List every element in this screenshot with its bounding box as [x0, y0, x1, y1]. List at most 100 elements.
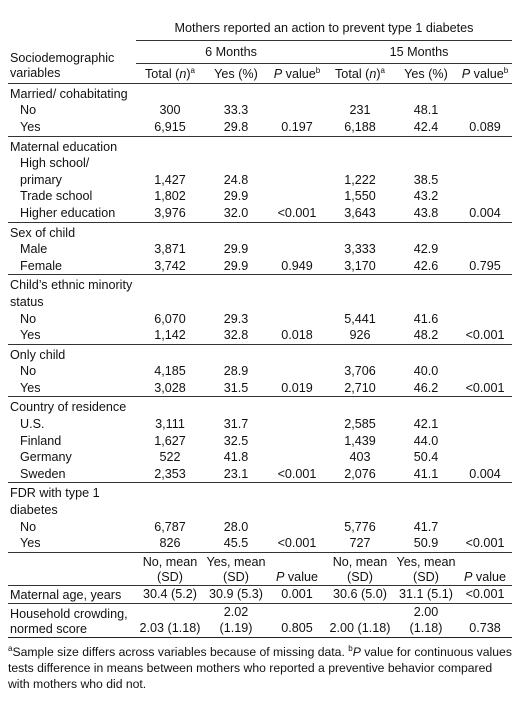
cell-y6: 33.3	[223, 103, 249, 118]
cell-p6	[268, 416, 326, 433]
continuous-row: Household crowding, normed score 2.03 (1.…	[8, 602, 513, 639]
cell-t15: 727	[349, 536, 371, 551]
cell-y6: 29.3	[223, 311, 249, 326]
col-yes-mean-15: Yes, mean (SD)	[394, 551, 458, 586]
table-row: Male 3,871 29.9 3,333 42.9	[8, 241, 512, 258]
group-label: Country of residence	[8, 396, 136, 417]
cell-p6: 0.197	[281, 119, 313, 134]
continuous-header-row: No, mean (SD) Yes, mean (SD) P value No, me…	[8, 551, 513, 586]
row-label: U.S.	[20, 417, 45, 432]
cell-t6: 6,070	[154, 311, 186, 326]
empty-cell	[326, 396, 394, 417]
empty-cell	[394, 482, 458, 519]
table-row: Trade school 1,802 29.9 1,550 43.2	[8, 188, 512, 205]
empty-cell	[268, 396, 326, 417]
row-label: Yes	[20, 328, 41, 343]
cell-p6	[268, 102, 326, 119]
cell-no6: 2.03 (1.18)	[136, 602, 204, 639]
cell-p15: <0.001	[458, 584, 513, 604]
empty-cell	[268, 274, 326, 311]
group-label: Only child	[8, 343, 136, 364]
cell-p6	[268, 433, 326, 450]
cell-t15: 926	[349, 328, 371, 343]
table-row: Germany 522 41.8 403 50.4	[8, 449, 512, 466]
group-label: FDR with type 1 diabetes	[8, 482, 136, 519]
group-row: Child’s ethnic minority status	[8, 274, 513, 311]
cell-y15: 41.1	[413, 466, 439, 481]
cell-t15: 5,441	[344, 311, 376, 326]
cell-p15: <0.001	[465, 536, 505, 551]
cell-yes6: 30.9 (5.3)	[204, 584, 268, 604]
col-yes-6: Yes (%)	[214, 67, 258, 82]
span-title: Mothers reported an action to prevent ty…	[136, 20, 513, 41]
cell-yes15: 31.1 (5.1)	[394, 584, 458, 604]
cell-y6: 31.5	[223, 380, 249, 395]
cell-yes6: 2.02 (1.19)	[204, 602, 268, 639]
group-label: Sex of child	[8, 221, 136, 242]
cell-y6: 29.9	[223, 242, 249, 257]
group-row: Only child	[8, 343, 513, 364]
footnote: aSample size differs across variables be…	[8, 643, 512, 691]
cell-y15: 42.9	[413, 242, 439, 257]
empty-cell	[136, 482, 204, 519]
empty-cell	[204, 82, 268, 103]
cell-t15: 2,076	[344, 466, 376, 481]
cell-y6: 32.0	[223, 205, 249, 220]
cell-y15: 42.4	[413, 119, 439, 134]
cell-t15: 6,188	[344, 119, 376, 134]
group-label: Maternal education	[8, 135, 136, 156]
cell-p15	[458, 363, 512, 380]
cell-y15: 43.8	[413, 205, 439, 220]
cell-p15	[458, 188, 512, 205]
cell-t15: 3,643	[344, 205, 376, 220]
cell-y6: 29.9	[223, 189, 249, 204]
cell-y6: 41.8	[223, 450, 249, 465]
cell-t15: 403	[349, 450, 371, 465]
cell-no6: 30.4 (5.2)	[136, 584, 204, 604]
table-header: Mothers reported an action to prevent ty…	[8, 20, 513, 83]
cell-p6	[268, 188, 326, 205]
cell-y15: 40.0	[413, 364, 439, 379]
empty-cell	[458, 482, 513, 519]
group-row: Country of residence	[8, 396, 513, 417]
cell-p6	[268, 241, 326, 258]
cell-p6	[268, 449, 326, 466]
table-row: Higher education 3,976 32.0 <0.001 3,643 43.8…	[8, 205, 512, 222]
cell-p6: 0.949	[281, 258, 313, 273]
cell-y15: 42.1	[413, 417, 439, 432]
empty-cell	[458, 221, 513, 242]
empty-cell	[326, 135, 394, 156]
empty-cell	[394, 135, 458, 156]
cell-t6: 2,353	[154, 466, 186, 481]
empty-cell	[326, 221, 394, 242]
cell-y6: 32.8	[223, 328, 249, 343]
cell-y15: 41.7	[413, 519, 439, 534]
row-label: High school/ primary	[20, 156, 90, 187]
empty-cell	[268, 482, 326, 519]
table-row: Yes 1,142 32.8 0.018 926 48.2 <0.001	[8, 327, 512, 344]
cell-t15: 1,550	[344, 189, 376, 204]
row-label: Trade school	[20, 189, 93, 204]
cell-t15: 2,710	[344, 380, 376, 395]
cell-y6: 28.9	[223, 364, 249, 379]
cell-p15	[458, 102, 512, 119]
row-label: Male	[20, 242, 48, 257]
cell-p6: <0.001	[277, 536, 317, 551]
cell-t6: 3,976	[154, 205, 186, 220]
empty-cell	[394, 82, 458, 103]
cell-t6: 3,111	[155, 417, 185, 432]
cell-y6: 45.5	[223, 536, 249, 551]
table-body: Married/ cohabitating No 300 33.3 231 48.1 Yes…	[8, 82, 513, 639]
cell-t6: 522	[159, 450, 181, 465]
row-label: Finland	[20, 433, 62, 448]
cell-y15: 42.6	[413, 258, 439, 273]
table-row: High school/ primary 1,427 24.8 1,222 38.5	[8, 155, 512, 188]
cell-t6: 1,802	[154, 189, 186, 204]
cell-p15: 0.738	[458, 602, 513, 639]
row-label: No	[20, 103, 37, 118]
row-label: Yes	[20, 380, 41, 395]
cell-p15: 0.089	[469, 119, 501, 134]
cell-t6: 3,742	[154, 258, 186, 273]
empty-cell	[204, 482, 268, 519]
empty-cell	[204, 135, 268, 156]
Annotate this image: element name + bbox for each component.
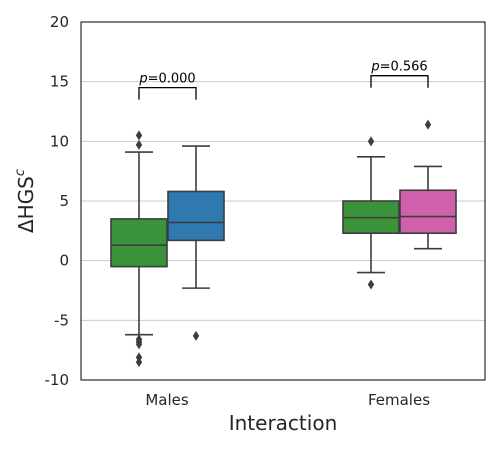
y-tick-label: -5 xyxy=(54,311,69,329)
x-category-label: Males xyxy=(145,391,189,409)
y-tick-label: 10 xyxy=(50,132,69,150)
outlier-marker xyxy=(367,279,375,290)
box-iqr xyxy=(167,190,225,242)
p-value-label: p=0.566 xyxy=(370,60,427,75)
outlier-marker xyxy=(135,139,143,150)
y-tick-labels: 20 15 10 5 0 -5 -10 xyxy=(45,13,70,389)
y-tick-label: -10 xyxy=(45,371,70,389)
bracket-line xyxy=(370,75,429,88)
box-iqr xyxy=(110,218,168,268)
bracket-line xyxy=(138,86,197,100)
y-tick-label: 0 xyxy=(59,252,69,270)
plot-area-frame xyxy=(80,21,486,381)
significance-bracket: p=0.000 xyxy=(138,72,197,100)
y-tick-label: 15 xyxy=(50,73,69,91)
x-axis-title: Interaction xyxy=(229,411,338,435)
y-tick-label: 20 xyxy=(50,13,69,31)
y-tick-label: 5 xyxy=(59,192,69,210)
outlier-marker xyxy=(135,130,143,141)
y-axis-title: ΔHGSc xyxy=(13,169,38,233)
significance-bracket: p=0.566 xyxy=(370,60,429,88)
x-category-label: Females xyxy=(368,391,430,409)
x-category-labels: Males Females xyxy=(145,391,430,409)
y-axis-title-superscript: c xyxy=(13,169,28,176)
box-group xyxy=(110,130,168,368)
significance-annotations: p=0.000 p=0.566 xyxy=(138,60,429,100)
box-group xyxy=(167,145,225,341)
box-group xyxy=(399,119,457,250)
outlier-marker xyxy=(424,119,432,130)
p-value-label: p=0.000 xyxy=(138,72,195,87)
y-axis-title-main: ΔHGS xyxy=(14,176,38,233)
outlier-marker xyxy=(135,339,143,350)
outlier-marker xyxy=(367,136,375,147)
outlier-marker xyxy=(192,330,200,341)
boxes xyxy=(110,119,457,368)
outlier-marker xyxy=(135,357,143,368)
box-iqr xyxy=(399,189,457,235)
box-group xyxy=(342,136,400,290)
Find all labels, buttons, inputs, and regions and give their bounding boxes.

◆ **Exercise brief**
Please rewrite every line of the data above as a JSON array of strings, one string per line. Skip blank lines and leave out the pictures.

◆ **The completed task**
[
  "List every element in this screenshot with its bounding box as [x0, y0, x1, y1]. List at most 100 elements.",
  "cell-y6: 33.3\t[223, 103, 249, 118]",
  "cell-p6\t[268, 416, 326, 433]",
  "continuous-row: Household crowding, normed score 2.03 (1.…\t[8, 602, 513, 639]",
  "cell-t15: 727\t[349, 536, 371, 551]",
  "cell-y6: 29.3\t[223, 311, 249, 326]",
  "col-yes-mean-15: Yes, mean (SD)\t[394, 551, 458, 586]",
  "table-row: Male 3,871 29.9 3,333 42.9\t[8, 241, 512, 258]",
  "group-label: Country of residence\t[8, 396, 136, 417]",
  "cell-p6: 0.197\t[281, 119, 313, 134]",
  "continuous-header-row: No, mean (SD) Yes, mean (SD) P value No, me…\t[8, 551, 513, 586]",
  "row-label: U.S.\t[20, 417, 45, 432]",
  "cell-t6: 6,070\t[154, 311, 186, 326]",
  "empty-cell\t[326, 396, 394, 417]",
  "empty-cell\t[394, 482, 458, 519]",
  "table-row: Trade school 1,802 29.9 1,550 43.2\t[8, 188, 512, 205]",
  "empty-cell\t[268, 396, 326, 417]",
  "row-label: Yes\t[20, 328, 41, 343]",
  "cell-p6\t[268, 102, 326, 119]",
  "cell-no6: 2.03 (1.18)\t[136, 602, 204, 639]",
  "cell-p15: <0.001\t[458, 584, 513, 604]",
  "empty-cell\t[268, 274, 326, 311]",
  "group-label: Only child\t[8, 343, 136, 364]",
  "cell-p6\t[268, 433, 326, 450]",
  "cell-t15: 926\t[349, 328, 371, 343]",
  "table-row: Germany 522 41.8 403 50.4\t[8, 449, 512, 466]",
  "group-label: FDR with type 1 diabetes\t[8, 482, 136, 519]",
  "group-row: Child’s ethnic minority status\t[8, 274, 513, 311]",
  "cell-y15: 41.1\t[413, 466, 439, 481]",
  "cell-t15: 5,441\t[344, 311, 376, 326]",
  "cell-p15: <0.001\t[465, 536, 505, 551]",
  "cell-yes6: 30.9 (5.3)\t[204, 584, 268, 604]",
  "col-yes-6: Yes (%)\t[214, 67, 258, 82]",
  "span-title: Mothers reported an action to prevent ty…\t[136, 20, 513, 41]",
  "cell-yes15: 31.1 (5.1)\t[394, 584, 458, 604]",
  "cell-y6: 31.5\t[223, 380, 249, 395]",
  "cell-yes6: 2.02 (1.19)\t[204, 602, 268, 639]",
  "group-label: Sex of child\t[8, 221, 136, 242]",
  "cell-y6: 29.9\t[223, 242, 249, 257]",
  "group-row: Only child\t[8, 343, 513, 364]",
  "footnote: aSample size differs across variables be…\t[8, 643, 512, 691]",
  "cell-y15: 42.9\t[413, 242, 439, 257]",
  "empty-cell\t[136, 482, 204, 519]",
  "empty-cell\t[204, 82, 268, 103]",
  "cell-t15: 2,076\t[344, 466, 376, 481]",
  "cell-y6: 32.0\t[223, 205, 249, 220]",
  "cell-y15: 42.4\t[413, 119, 439, 134]",
  "cell-t15: 6,188\t[344, 119, 376, 134]",
  "group-label: Maternal education\t[8, 135, 136, 156]",
  "cell-p15\t[458, 363, 512, 380]",
  "cell-y15: 43.8\t[413, 205, 439, 220]",
  "cell-p15\t[458, 188, 512, 205]",
  "cell-t15: 3,643\t[344, 205, 376, 220]",
  "cell-y6: 29.9\t[223, 189, 249, 204]",
  "cell-y6: 41.8\t[223, 450, 249, 465]",
  "cell-t15: 403\t[349, 450, 371, 465]",
  "cell-no6: 30.4 (5.2)\t[136, 584, 204, 604]",
  "table-header: Mothers reported an action to prevent ty…\t[8, 20, 513, 83]",
  "cell-p6\t[268, 188, 326, 205]",
  "cell-y15: 40.0\t[413, 364, 439, 379]",
  "empty-cell\t[458, 482, 513, 519]",
  "group-row: Country of residence\t[8, 396, 513, 417]",
  "cell-p6\t[268, 241, 326, 258]",
  "cell-p6\t[268, 449, 326, 466]",
  "table-row: Higher education 3,976 32.0 <0.001 3,643 43.8…\t[8, 205, 512, 222]",
  "cell-p6: 0.949\t[281, 258, 313, 273]",
  "cell-y15: 42.1\t[413, 417, 439, 432]",
  "empty-cell\t[458, 221, 513, 242]",
  "empty-cell\t[326, 135, 394, 156]",
  "empty-cell\t[394, 135, 458, 156]",
  "cell-t6: 2,353\t[154, 466, 186, 481]",
  "empty-cell\t[326, 221, 394, 242]",
  "cell-y6: 32.8\t[223, 328, 249, 343]",
  "cell-y15: 41.7\t[413, 519, 439, 534]",
  "row-label: High school/ primary\t[20, 156, 90, 187]",
  "empty-cell\t[268, 482, 326, 519]",
  "table-row: Yes 1,142 32.8 0.018 926 48.2 <0.001\t[8, 327, 512, 344]",
  "cell-t15: 1,550\t[344, 189, 376, 204]",
  "row-label: Trade school\t[20, 189, 93, 204]",
  "cell-t15: 2,710\t[344, 380, 376, 395]",
  "cell-y6: 28.9\t[223, 364, 249, 379]",
  "cell-p15\t[458, 102, 512, 119]",
  "row-label: Male\t[20, 242, 48, 257]",
  "cell-p6: <0.001\t[277, 536, 317, 551]",
  "cell-t6: 3,976\t[154, 205, 186, 220]",
  "empty-cell\t[394, 82, 458, 103]",
  "cell-t6: 3,111\t[155, 417, 185, 432]",
  "cell-y6: 45.5\t[223, 536, 249, 551]",
  "table-body: Married/ cohabitating No 300 33.3 231 48.1 Yes…\t[8, 82, 513, 639]",
  "cell-t6: 522\t[159, 450, 181, 465]",
  "row-label: Finland\t[20, 433, 62, 448]",
  "cell-y15: 42.6\t[413, 258, 439, 273]",
  "table-row: High school/ primary 1,427 24.8 1,222 38.5\t[8, 155, 512, 188]",
  "cell-t6: 1,802\t[154, 189, 186, 204]",
  "cell-p15: 0.738\t[458, 602, 513, 639]",
  "row-label: No\t[20, 103, 37, 118]",
  "row-label: Yes\t[20, 380, 41, 395]",
  "cell-p15: 0.089\t[469, 119, 501, 134]",
  "cell-t6: 3,742\t[154, 258, 186, 273]",
  "empty-cell\t[204, 482, 268, 519]",
  "empty-cell\t[204, 135, 268, 156]",
  "Annotate this image: element name + bbox for each component.",
  "y-tick-label: -5 xyxy=(54,311,69,329)",
  "x-category-label: Males xyxy=(145,391,189,409)",
  "y-tick-label: 10 xyxy=(50,132,69,150)",
  "outlier-marker xyxy=(367,279,375,290)",
  "box-iqr xyxy=(167,190,225,242)",
  "p-value-label: p=0.566 xyxy=(370,60,427,75)",
  "outlier-marker xyxy=(135,139,143,150)",
  "y-tick-labels: 20 15 10 5 0 -5 -10 xyxy=(45,13,70,389)",
  "y-tick-label: -10 xyxy=(45,371,70,389)",
  "bracket-line xyxy=(370,75,429,88)",
  "box-iqr xyxy=(110,218,168,268)",
  "bracket-line xyxy=(138,86,197,100)",
  "y-tick-label: 0 xyxy=(59,252,69,270)",
  "plot-area-frame xyxy=(80,21,486,381)",
  "significance-bracket: p=0.000 xyxy=(138,72,197,100)",
  "y-tick-label: 15 xyxy=(50,73,69,91)",
  "x-axis-title: Interaction xyxy=(229,411,338,435)",
  "y-tick-label: 20 xyxy=(50,13,69,31)",
  "y-tick-label: 5 xyxy=(59,192,69,210)",
  "outlier-marker xyxy=(135,130,143,141)",
  "y-axis-title: ΔHGSc xyxy=(13,169,38,233)",
  "significance-bracket: p=0.566 xyxy=(370,60,429,88)",
  "x-category-label: Females xyxy=(368,391,430,409)",
  "x-category-labels: Males Females xyxy=(145,391,430,409)",
  "y-axis-title-superscript: c xyxy=(13,169,28,176)",
  "box-group xyxy=(110,130,168,368)",
  "significance-annotations: p=0.000 p=0.566 xyxy=(138,60,429,100)",
  "box-group xyxy=(167,145,225,341)",
  "box-group xyxy=(399,119,457,250)",
  "outlier-marker xyxy=(424,119,432,130)",
  "p-value-label: p=0.000 xyxy=(138,72,195,87)",
  "y-axis-title-main: ΔHGS xyxy=(14,176,38,233)",
  "outlier-marker xyxy=(135,339,143,350)",
  "outlier-marker xyxy=(367,136,375,147)",
  "outlier-marker xyxy=(192,330,200,341)",
  "boxes xyxy=(110,119,457,368)",
  "outlier-marker xyxy=(135,357,143,368)",
  "box-iqr xyxy=(399,189,457,235)",
  "box-group xyxy=(342,136,400,290)",
  "Find all labels, buttons, inputs, and regions and give their bounding boxes."
]